◆ **Task requirements**: Rewrite everything from "In exploring this" down to "was too late." in the essay on guns and the offense-defense balance below, putting "ground" in place of every "territory".

◆ **Passage to read**:
Regular readers of my personal blog know that I am not a fan of firearms as a self-defense solution. While there are clearly cases in which firearms have produced good self-defense outcomes, on balance I think that they cause more problems (and cost more lives) than they save.

I know that there are plenty of folks out there who, for dogmatic reasons, will disagree with me. Some of them, if they were to read the preceding paragraph, would decide on the basis of those two sentences alone that I am not only wrong, but a communist/atheist/socialist/libtard out to take all guns away from everyone so that Obama can destroy America and rule over the new fascist dystopia he so desperately wants. Needless to say, I do not write for these people.

For those of you who might be interested in understanding why I regard guns as dangerous and destabilizing, I offer the following. This is not an exercise in “scenario gotcha” – there is always a different hypothetical that begins “What if I’m attacked in this situation…?” There are an infinite number of hypothetical scenarios, and I will freely concede that there is no one answer to all of them. What follows is a discussion for why guns, on balance, are more problematic than helpful.

I have long maintained that the study of interpersonal conflict and the study of international conflict (my primary field of expertise) have a lot in common. What I have been trying to say about the effect of guns on interpersonal violence has been long understood by those who study international conflict.

Many years ago, the imminent scholar Robert Jervis penned a seminal piece in the study of war (if you want to read the whole thing, you can download a copy here). Titled “Cooperation Under the Security Dilemma”, Jervis explored the logic of when conflicts will escalate and when countries will cooperate in a world where there is no central government and every country is (in theory) afraid for its security against every other.

In exploring this question, Jervis introduces a really critical concept: the “offense-defense balance”. Jervis explains the idea this way:

When we say that the offense has the advantage, we simply mean that it is easier to destroy the other’s army and take its territory than it is to defend one’s own. When the defense has the advantage, it is easier to protect and to hold than it is to move forward, destroy, and take.

This is a function of technology and tactics. In World War I the combination of fortifications, automatic machine guns, and trench warfare made taking territory almost impossible and defending it much easier. Vast numbers of lives were lost trying to take a few hundred yards of land in Belgium and France. The war made no sense, and was possible only because the military and political leaders of the day misunderstood the true offense-defense balance until it was too late.

Fast-forward to the start of WWII, and the tables had turned. The maturation of aircraft, the development of the tank, and the new doctrine of Blitzkrieg made maneuver the order of the day. It was much easier, and cheaper, for Germany to take territory than it was for France to defend it. That advantage made it much more likely that Germany would launch the war it wanted anyway.

The important thing about the offense-defense balance is that it has a strong effect on whether countries (or people) are likely to initiate violence or not. In Jervis’ words, “whether it is better to attack or to defend influences short-run stability.” When the offense has the advantage, war is more likely because in a crisis countries will fear that the other guy will launch a surprise attack and thereby win. There have been enough examples since 1945 (the 1967 Arab-Israeli war comes to mind) to keep this logic alive. Simply put, in a world in which the dominant technologies & doctrines are offense-oriented violence between states is much more likely. In a world in which defense is dominant, violence is less likely.

◆ **Supplied information**:
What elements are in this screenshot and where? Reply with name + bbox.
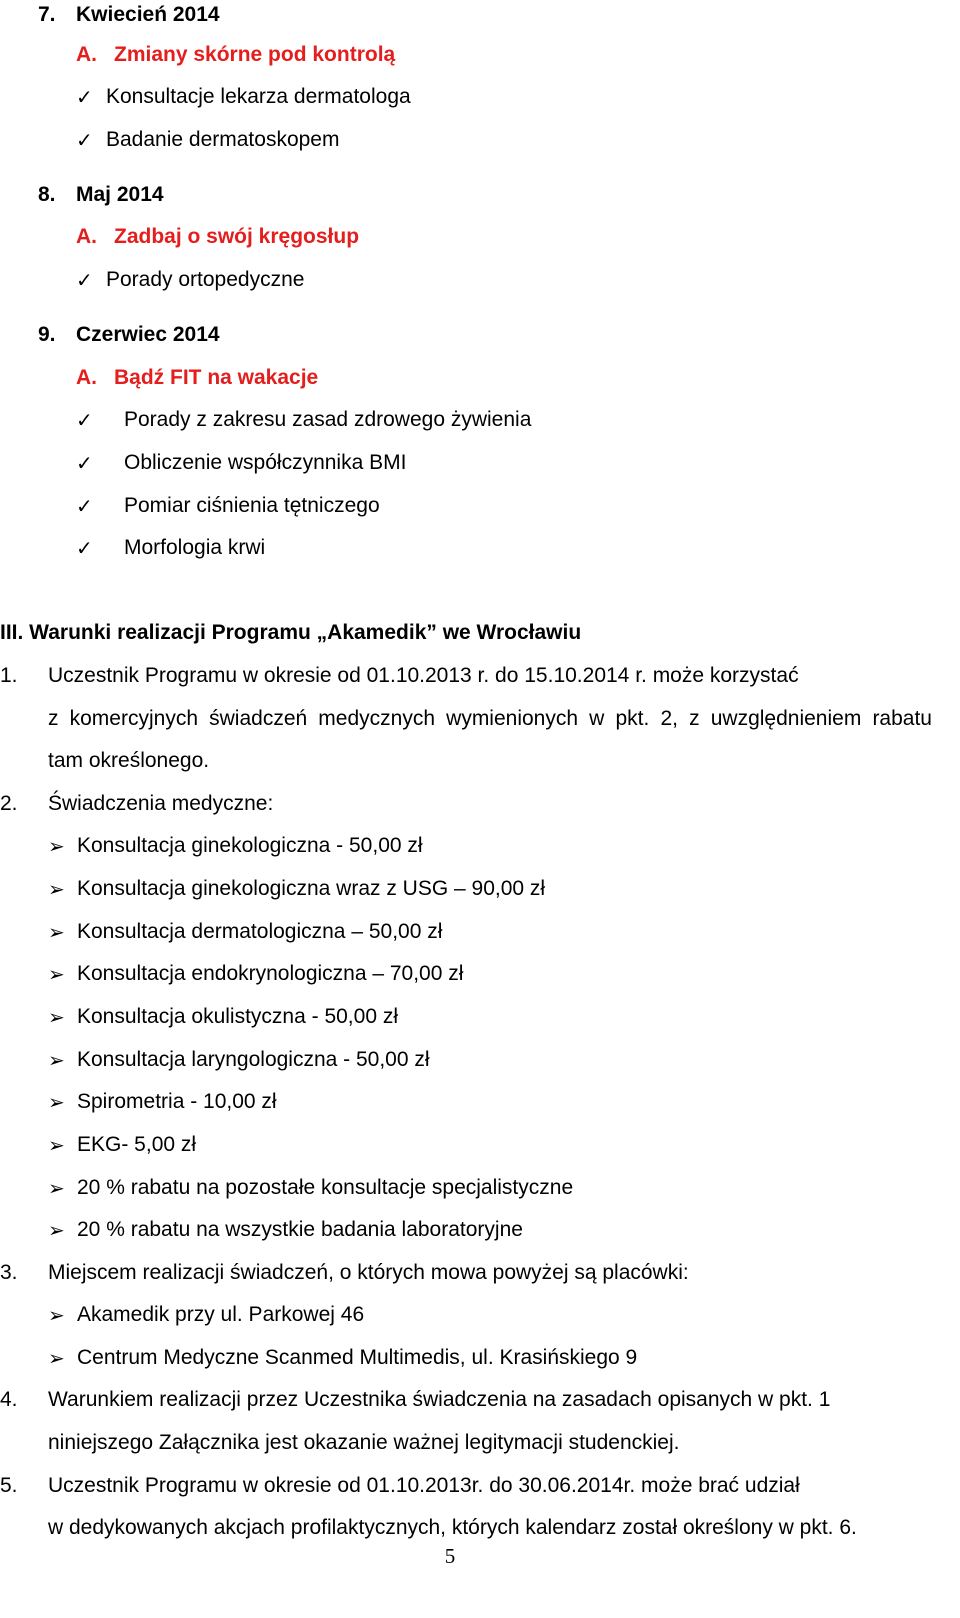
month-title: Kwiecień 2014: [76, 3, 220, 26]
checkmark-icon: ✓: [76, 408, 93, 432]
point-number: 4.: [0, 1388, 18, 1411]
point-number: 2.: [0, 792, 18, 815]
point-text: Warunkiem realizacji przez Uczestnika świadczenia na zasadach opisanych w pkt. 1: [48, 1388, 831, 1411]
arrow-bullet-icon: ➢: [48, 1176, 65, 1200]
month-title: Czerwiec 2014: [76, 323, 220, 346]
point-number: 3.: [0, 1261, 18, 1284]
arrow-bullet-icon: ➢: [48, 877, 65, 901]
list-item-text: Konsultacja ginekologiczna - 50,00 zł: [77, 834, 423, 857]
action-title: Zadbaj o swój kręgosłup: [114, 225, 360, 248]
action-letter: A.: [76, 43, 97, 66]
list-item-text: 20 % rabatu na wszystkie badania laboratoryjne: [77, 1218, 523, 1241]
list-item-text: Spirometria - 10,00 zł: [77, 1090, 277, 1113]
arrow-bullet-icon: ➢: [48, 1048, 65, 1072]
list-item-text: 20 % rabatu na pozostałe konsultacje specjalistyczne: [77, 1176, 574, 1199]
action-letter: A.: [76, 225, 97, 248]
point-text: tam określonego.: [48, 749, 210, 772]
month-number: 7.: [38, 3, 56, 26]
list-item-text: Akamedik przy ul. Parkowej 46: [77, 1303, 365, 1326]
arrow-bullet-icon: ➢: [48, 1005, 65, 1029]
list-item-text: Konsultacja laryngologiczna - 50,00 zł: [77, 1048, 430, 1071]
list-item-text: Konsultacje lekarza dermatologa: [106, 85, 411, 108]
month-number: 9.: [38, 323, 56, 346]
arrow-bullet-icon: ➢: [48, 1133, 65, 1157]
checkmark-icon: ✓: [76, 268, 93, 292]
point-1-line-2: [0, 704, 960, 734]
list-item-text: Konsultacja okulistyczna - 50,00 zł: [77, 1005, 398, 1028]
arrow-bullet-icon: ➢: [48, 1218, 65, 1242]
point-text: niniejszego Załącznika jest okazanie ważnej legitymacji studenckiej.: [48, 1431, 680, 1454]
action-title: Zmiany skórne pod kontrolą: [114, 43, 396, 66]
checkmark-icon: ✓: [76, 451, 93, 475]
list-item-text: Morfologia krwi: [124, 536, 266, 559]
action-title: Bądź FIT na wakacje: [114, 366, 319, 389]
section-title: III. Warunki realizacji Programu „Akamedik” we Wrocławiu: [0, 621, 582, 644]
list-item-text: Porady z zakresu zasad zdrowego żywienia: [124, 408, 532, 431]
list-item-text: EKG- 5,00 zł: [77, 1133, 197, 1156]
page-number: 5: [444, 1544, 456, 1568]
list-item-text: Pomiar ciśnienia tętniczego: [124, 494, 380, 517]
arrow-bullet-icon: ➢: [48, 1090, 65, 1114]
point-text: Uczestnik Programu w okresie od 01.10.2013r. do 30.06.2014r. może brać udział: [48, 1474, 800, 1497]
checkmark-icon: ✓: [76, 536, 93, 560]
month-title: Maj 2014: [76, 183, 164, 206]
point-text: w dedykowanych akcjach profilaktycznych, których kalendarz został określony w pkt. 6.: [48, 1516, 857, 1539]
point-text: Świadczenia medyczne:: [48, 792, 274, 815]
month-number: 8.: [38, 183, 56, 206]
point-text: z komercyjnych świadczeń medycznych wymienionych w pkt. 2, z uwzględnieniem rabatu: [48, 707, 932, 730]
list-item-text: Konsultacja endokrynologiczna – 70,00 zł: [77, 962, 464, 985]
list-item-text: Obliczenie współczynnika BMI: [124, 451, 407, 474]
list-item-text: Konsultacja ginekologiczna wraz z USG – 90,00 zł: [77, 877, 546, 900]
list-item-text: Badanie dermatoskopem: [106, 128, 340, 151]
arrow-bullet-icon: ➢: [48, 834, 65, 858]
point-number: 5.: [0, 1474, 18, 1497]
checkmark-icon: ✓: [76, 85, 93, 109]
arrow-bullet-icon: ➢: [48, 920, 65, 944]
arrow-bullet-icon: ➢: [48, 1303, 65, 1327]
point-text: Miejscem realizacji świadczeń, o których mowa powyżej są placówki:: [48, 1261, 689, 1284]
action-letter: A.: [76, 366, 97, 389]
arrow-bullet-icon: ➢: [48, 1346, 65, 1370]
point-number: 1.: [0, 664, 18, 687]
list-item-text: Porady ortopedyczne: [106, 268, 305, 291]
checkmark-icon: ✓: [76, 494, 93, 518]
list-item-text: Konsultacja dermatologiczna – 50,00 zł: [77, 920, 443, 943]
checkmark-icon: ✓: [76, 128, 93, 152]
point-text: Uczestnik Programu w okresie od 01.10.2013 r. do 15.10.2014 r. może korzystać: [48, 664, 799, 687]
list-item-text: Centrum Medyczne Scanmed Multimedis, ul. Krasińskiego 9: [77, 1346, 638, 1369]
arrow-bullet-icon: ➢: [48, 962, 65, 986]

◆ **Response for this exercise**:
In exploring this question, Jervis introduces a really critical concept: the “offense-defense balance”. Jervis explains the idea this way:

When we say that the offense has the advantage, we simply mean that it is easier to destroy the other’s army and take its ground than it is to defend one’s own. When the defense has the advantage, it is easier to protect and to hold than it is to move forward, destroy, and take.

This is a function of technology and tactics. In World War I the combination of fortifications, automatic machine guns, and trench warfare made taking ground almost impossible and defending it much easier. Vast numbers of lives were lost trying to take a few hundred yards of land in Belgium and France. The war made no sense, and was possible only because the military and political leaders of the day misunderstood the true offense-defense balance until it was too late.